Problem to solve: Would you transcribe the listing that follows, character for character, and omit its images?

Stored items:
-- start --

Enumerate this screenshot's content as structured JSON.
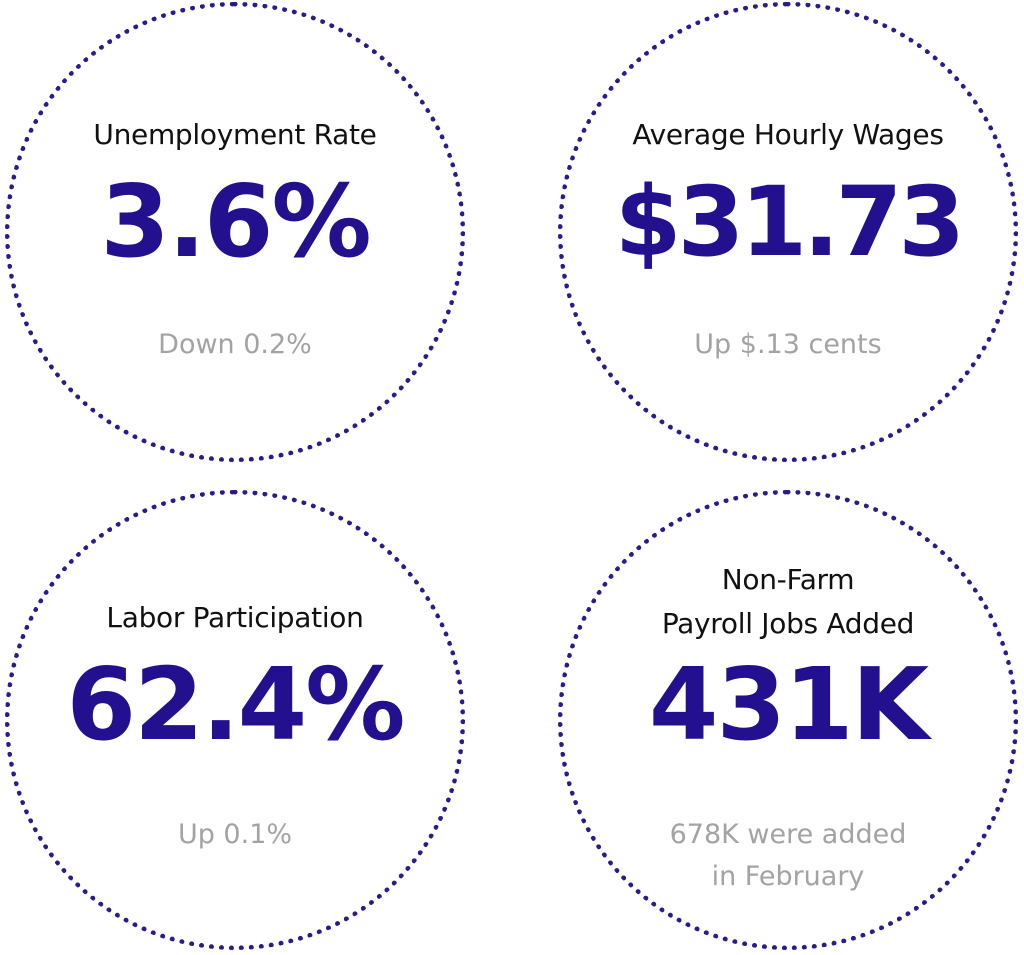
{
  "stats": [
    {
      "label": "Unemployment Rate",
      "value": "3.6%",
      "change": "Down 0.2%"
    },
    {
      "label": "Average Hourly Wages",
      "value": "$31.73",
      "change": "Up $.13 cents"
    },
    {
      "label": "Labor Participation",
      "value": "62.4%",
      "change": "Up 0.1%"
    },
    {
      "label": "Non-Farm\nPayroll Jobs Added",
      "value": "431K",
      "change": "678K were added\nin February"
    }
  ],
  "colors": {
    "accent": "#23108f",
    "dots": "#2a1a8c",
    "label": "#111111",
    "change": "#a3a3a3"
  }
}
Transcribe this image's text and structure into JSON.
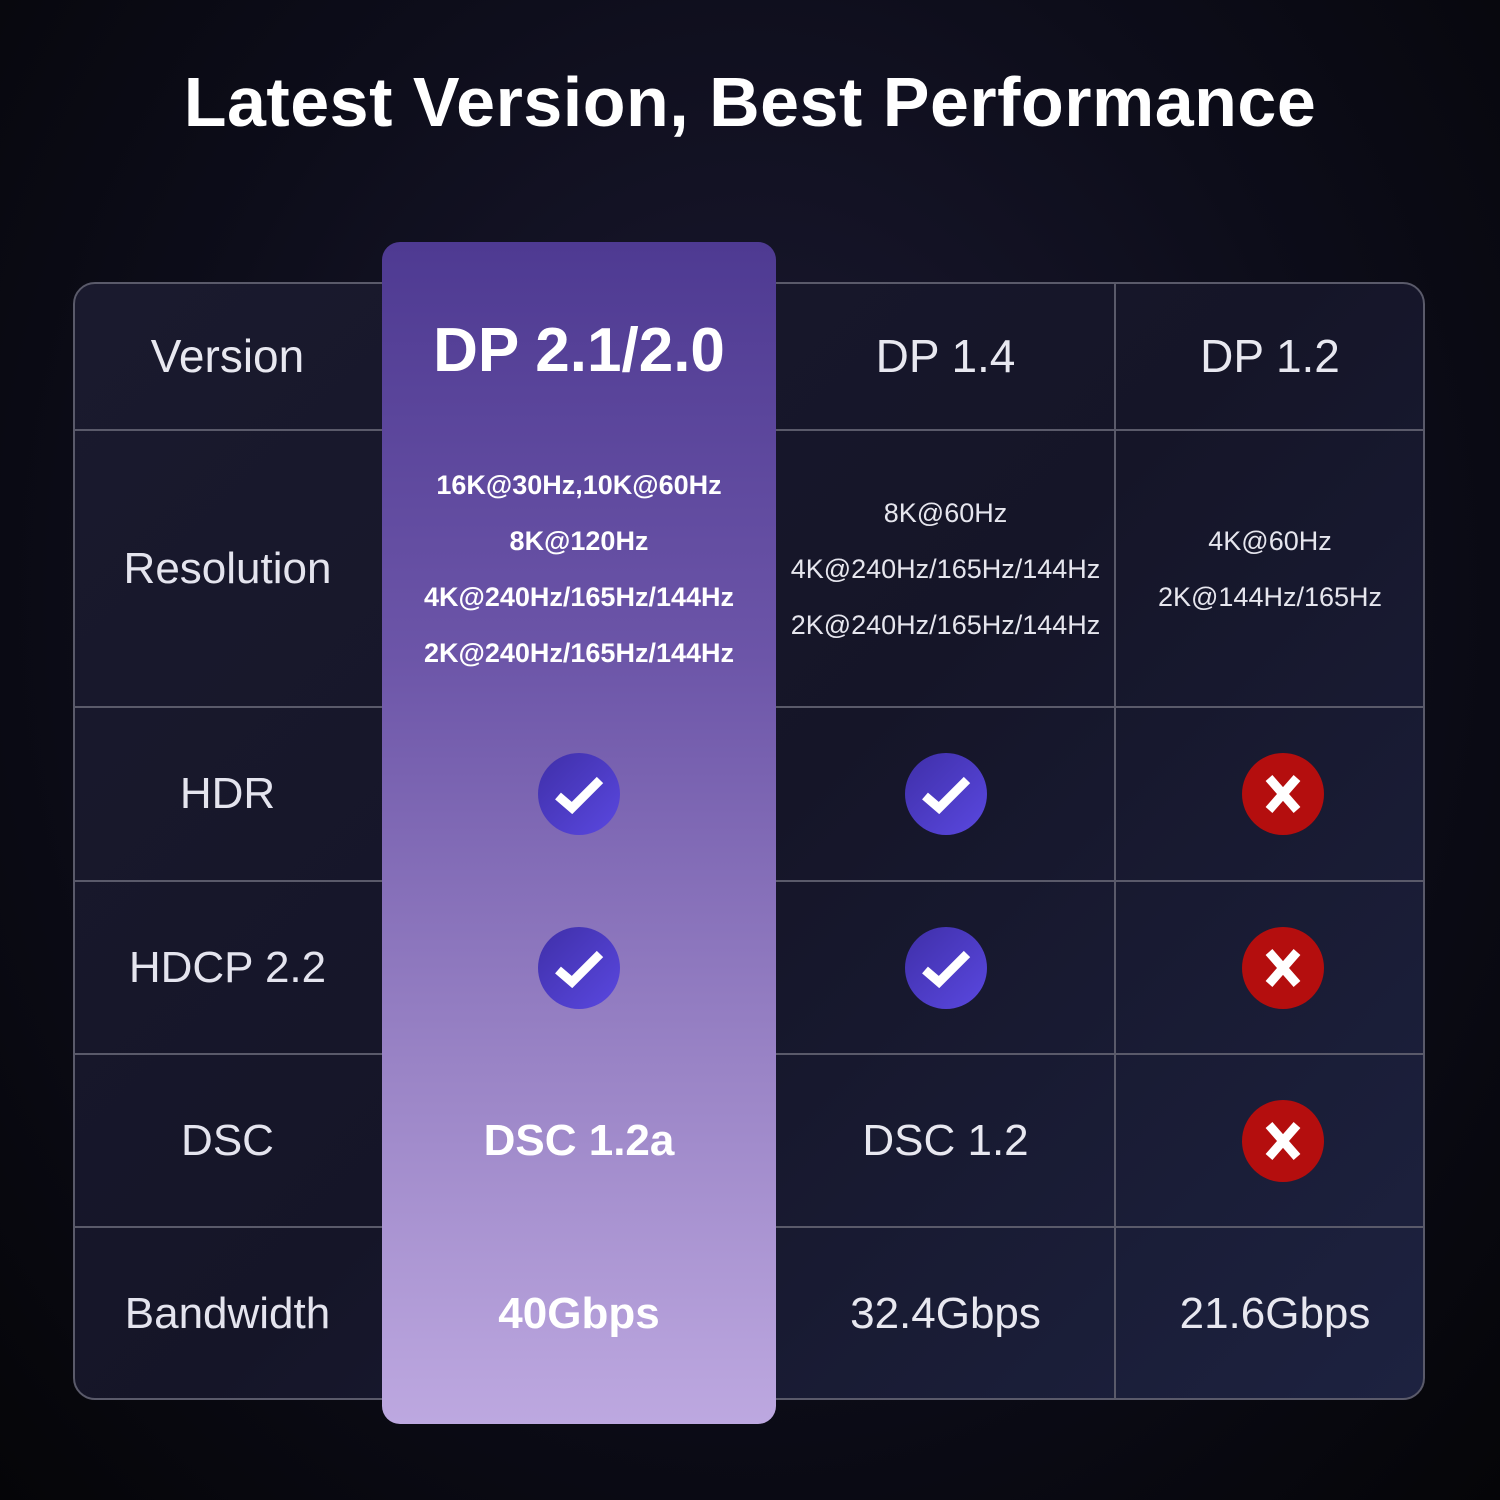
{
  "title": "Latest Version, Best Performance",
  "colors": {
    "highlight": "#6c55a8",
    "check": "#5a48e0",
    "cross": "#b40e0e"
  },
  "table": {
    "headers": [
      "Version",
      "DP 2.1/2.0",
      "DP 1.4",
      "DP 1.2"
    ],
    "rows": {
      "resolution": {
        "label": "Resolution",
        "values": [
          [
            "16K@30Hz,10K@60Hz",
            "8K@120Hz",
            "4K@240Hz/165Hz/144Hz",
            "2K@240Hz/165Hz/144Hz"
          ],
          [
            "8K@60Hz",
            "4K@240Hz/165Hz/144Hz",
            "2K@240Hz/165Hz/144Hz"
          ],
          [
            "4K@60Hz",
            "2K@144Hz/165Hz"
          ]
        ]
      },
      "hdr": {
        "label": "HDR",
        "values": [
          "check-icon",
          "check-icon",
          "cross-icon"
        ]
      },
      "hdcp": {
        "label": "HDCP 2.2",
        "values": [
          "check-icon",
          "check-icon",
          "cross-icon"
        ]
      },
      "dsc": {
        "label": "DSC",
        "values": [
          "DSC 1.2a",
          "DSC 1.2",
          "cross-icon"
        ]
      },
      "bandwidth": {
        "label": "Bandwidth",
        "values": [
          "40Gbps",
          "32.4Gbps",
          "21.6Gbps"
        ]
      }
    }
  }
}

-- end --

The response:
Enumerate this screenshot's content as structured JSON.
{
  "stats": [
    {
      "label": "Unemployment Rate",
      "value": "3.6%",
      "change": "Down 0.2%"
    },
    {
      "label": "Average Hourly Wages",
      "value": "$31.73",
      "change": "Up $.13 cents"
    },
    {
      "label": "Labor Participation",
      "value": "62.4%",
      "change": "Up 0.1%"
    },
    {
      "label": "Non-Farm\nPayroll Jobs Added",
      "value": "431K",
      "change": "678K were added\nin February"
    }
  ],
  "colors": {
    "accent": "#23108f",
    "dots": "#2a1a8c",
    "label": "#111111",
    "change": "#a3a3a3"
  }
}
Transcribe this image's text and structure into JSON.
{
  "title": "Latest Version, Best Performance",
  "colors": {
    "highlight": "#6c55a8",
    "check": "#5a48e0",
    "cross": "#b40e0e"
  },
  "table": {
    "headers": [
      "Version",
      "DP 2.1/2.0",
      "DP 1.4",
      "DP 1.2"
    ],
    "rows": {
      "resolution": {
        "label": "Resolution",
        "values": [
          [
            "16K@30Hz,10K@60Hz",
            "8K@120Hz",
            "4K@240Hz/165Hz/144Hz",
            "2K@240Hz/165Hz/144Hz"
          ],
          [
            "8K@60Hz",
            "4K@240Hz/165Hz/144Hz",
            "2K@240Hz/165Hz/144Hz"
          ],
          [
            "4K@60Hz",
            "2K@144Hz/165Hz"
          ]
        ]
      },
      "hdr": {
        "label": "HDR",
        "values": [
          "check-icon",
          "check-icon",
          "cross-icon"
        ]
      },
      "hdcp": {
        "label": "HDCP 2.2",
        "values": [
          "check-icon",
          "check-icon",
          "cross-icon"
        ]
      },
      "dsc": {
        "label": "DSC",
        "values": [
          "DSC 1.2a",
          "DSC 1.2",
          "cross-icon"
        ]
      },
      "bandwidth": {
        "label": "Bandwidth",
        "values": [
          "40Gbps",
          "32.4Gbps",
          "21.6Gbps"
        ]
      }
    }
  }
}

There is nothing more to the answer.